- [DIRECTIONS]: Every line below is to be quoted exactly, with nothing added or dropped.

- [Figure data in JSON]:
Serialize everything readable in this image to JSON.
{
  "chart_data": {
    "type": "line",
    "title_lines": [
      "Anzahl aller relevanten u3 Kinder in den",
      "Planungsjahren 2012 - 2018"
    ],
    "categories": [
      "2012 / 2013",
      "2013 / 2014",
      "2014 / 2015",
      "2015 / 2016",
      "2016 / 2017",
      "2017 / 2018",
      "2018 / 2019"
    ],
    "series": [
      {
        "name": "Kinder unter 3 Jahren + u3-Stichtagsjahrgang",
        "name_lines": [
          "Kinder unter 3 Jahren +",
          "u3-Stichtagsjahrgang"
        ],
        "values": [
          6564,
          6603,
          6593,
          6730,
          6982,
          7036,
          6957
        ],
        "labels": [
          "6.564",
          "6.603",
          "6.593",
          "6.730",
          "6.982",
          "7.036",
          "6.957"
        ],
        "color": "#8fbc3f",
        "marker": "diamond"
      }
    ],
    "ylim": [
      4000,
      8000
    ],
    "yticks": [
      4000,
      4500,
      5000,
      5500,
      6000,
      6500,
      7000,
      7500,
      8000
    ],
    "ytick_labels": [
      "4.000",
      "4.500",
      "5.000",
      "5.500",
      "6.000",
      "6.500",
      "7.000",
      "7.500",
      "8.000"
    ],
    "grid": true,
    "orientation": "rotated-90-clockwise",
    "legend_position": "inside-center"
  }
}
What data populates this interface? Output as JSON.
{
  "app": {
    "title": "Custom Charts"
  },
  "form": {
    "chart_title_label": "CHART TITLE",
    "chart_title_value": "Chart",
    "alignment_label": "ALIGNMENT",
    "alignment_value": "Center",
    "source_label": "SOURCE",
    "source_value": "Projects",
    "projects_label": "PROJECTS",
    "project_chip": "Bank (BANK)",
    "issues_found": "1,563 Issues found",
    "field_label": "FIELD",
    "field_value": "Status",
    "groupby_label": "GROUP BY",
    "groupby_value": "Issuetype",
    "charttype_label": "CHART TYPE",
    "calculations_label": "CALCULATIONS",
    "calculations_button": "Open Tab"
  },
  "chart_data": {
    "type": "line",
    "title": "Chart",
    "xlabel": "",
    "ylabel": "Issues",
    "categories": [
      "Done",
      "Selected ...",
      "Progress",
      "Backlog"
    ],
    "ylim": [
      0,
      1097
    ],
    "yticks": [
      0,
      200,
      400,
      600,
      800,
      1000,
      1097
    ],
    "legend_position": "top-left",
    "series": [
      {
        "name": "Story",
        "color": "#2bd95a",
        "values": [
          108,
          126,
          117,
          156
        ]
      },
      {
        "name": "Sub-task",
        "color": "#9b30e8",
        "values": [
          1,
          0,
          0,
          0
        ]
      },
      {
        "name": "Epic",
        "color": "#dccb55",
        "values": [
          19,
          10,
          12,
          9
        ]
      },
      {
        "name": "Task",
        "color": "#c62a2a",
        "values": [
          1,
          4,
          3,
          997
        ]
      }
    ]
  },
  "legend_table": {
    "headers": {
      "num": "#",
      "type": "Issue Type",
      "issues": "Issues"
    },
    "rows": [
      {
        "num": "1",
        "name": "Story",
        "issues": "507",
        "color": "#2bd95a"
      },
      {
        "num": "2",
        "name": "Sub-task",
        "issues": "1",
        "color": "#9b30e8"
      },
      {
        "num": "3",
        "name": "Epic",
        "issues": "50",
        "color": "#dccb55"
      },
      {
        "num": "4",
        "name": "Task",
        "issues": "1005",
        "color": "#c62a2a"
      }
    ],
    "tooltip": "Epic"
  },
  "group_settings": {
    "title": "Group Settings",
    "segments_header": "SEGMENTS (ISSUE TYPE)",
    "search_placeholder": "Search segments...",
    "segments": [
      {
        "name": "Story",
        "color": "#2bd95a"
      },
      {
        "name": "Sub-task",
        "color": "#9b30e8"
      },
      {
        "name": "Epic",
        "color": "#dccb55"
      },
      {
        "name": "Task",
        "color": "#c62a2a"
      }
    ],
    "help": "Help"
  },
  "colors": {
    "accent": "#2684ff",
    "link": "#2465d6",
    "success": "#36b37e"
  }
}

- [EXERCISE SOLUTION]:
Serialize everything readable in this image to JSON.
{
  "chart_data": {
    "type": "line",
    "title_lines": [
      "Anzahl aller relevanten u3 Kinder in den",
      "Planungsjahren 2012 - 2018"
    ],
    "categories": [
      "2012 / 2013",
      "2013 / 2014",
      "2014 / 2015",
      "2015 / 2016",
      "2016 / 2017",
      "2017 / 2018",
      "2018 / 2019"
    ],
    "series": [
      {
        "name": "Kinder unter 3 Jahren + u3-Stichtagsjahrgang",
        "name_lines": [
          "Kinder unter 3 Jahren +",
          "u3-Stichtagsjahrgang"
        ],
        "values": [
          6564,
          6603,
          6593,
          6730,
          6982,
          7036,
          6957
        ],
        "labels": [
          "6.564",
          "6.603",
          "6.593",
          "6.730",
          "6.982",
          "7.036",
          "6.957"
        ],
        "color": "#8fbc3f",
        "marker": "diamond"
      }
    ],
    "ylim": [
      4000,
      8000
    ],
    "yticks": [
      4000,
      4500,
      5000,
      5500,
      6000,
      6500,
      7000,
      7500,
      8000
    ],
    "ytick_labels": [
      "4.000",
      "4.500",
      "5.000",
      "5.500",
      "6.000",
      "6.500",
      "7.000",
      "7.500",
      "8.000"
    ],
    "grid": true,
    "orientation": "rotated-90-clockwise",
    "legend_position": "inside-center"
  }
}
What data populates this interface? Output as JSON.
{
  "app": {
    "title": "Custom Charts"
  },
  "form": {
    "chart_title_label": "CHART TITLE",
    "chart_title_value": "Chart",
    "alignment_label": "ALIGNMENT",
    "alignment_value": "Center",
    "source_label": "SOURCE",
    "source_value": "Projects",
    "projects_label": "PROJECTS",
    "project_chip": "Bank (BANK)",
    "issues_found": "1,563 Issues found",
    "field_label": "FIELD",
    "field_value": "Status",
    "groupby_label": "GROUP BY",
    "groupby_value": "Issuetype",
    "charttype_label": "CHART TYPE",
    "calculations_label": "CALCULATIONS",
    "calculations_button": "Open Tab"
  },
  "chart_data": {
    "type": "line",
    "title": "Chart",
    "xlabel": "",
    "ylabel": "Issues",
    "categories": [
      "Done",
      "Selected ...",
      "Progress",
      "Backlog"
    ],
    "ylim": [
      0,
      1097
    ],
    "yticks": [
      0,
      200,
      400,
      600,
      800,
      1000,
      1097
    ],
    "legend_position": "top-left",
    "series": [
      {
        "name": "Story",
        "color": "#2bd95a",
        "values": [
          108,
          126,
          117,
          156
        ]
      },
      {
        "name": "Sub-task",
        "color": "#9b30e8",
        "values": [
          1,
          0,
          0,
          0
        ]
      },
      {
        "name": "Epic",
        "color": "#dccb55",
        "values": [
          19,
          10,
          12,
          9
        ]
      },
      {
        "name": "Task",
        "color": "#c62a2a",
        "values": [
          1,
          4,
          3,
          997
        ]
      }
    ]
  },
  "legend_table": {
    "headers": {
      "num": "#",
      "type": "Issue Type",
      "issues": "Issues"
    },
    "rows": [
      {
        "num": "1",
        "name": "Story",
        "issues": "507",
        "color": "#2bd95a"
      },
      {
        "num": "2",
        "name": "Sub-task",
        "issues": "1",
        "color": "#9b30e8"
      },
      {
        "num": "3",
        "name": "Epic",
        "issues": "50",
        "color": "#dccb55"
      },
      {
        "num": "4",
        "name": "Task",
        "issues": "1005",
        "color": "#c62a2a"
      }
    ],
    "tooltip": "Epic"
  },
  "group_settings": {
    "title": "Group Settings",
    "segments_header": "SEGMENTS (ISSUE TYPE)",
    "search_placeholder": "Search segments...",
    "segments": [
      {
        "name": "Story",
        "color": "#2bd95a"
      },
      {
        "name": "Sub-task",
        "color": "#9b30e8"
      },
      {
        "name": "Epic",
        "color": "#dccb55"
      },
      {
        "name": "Task",
        "color": "#c62a2a"
      }
    ],
    "help": "Help"
  },
  "colors": {
    "accent": "#2684ff",
    "link": "#2465d6",
    "success": "#36b37e"
  }
}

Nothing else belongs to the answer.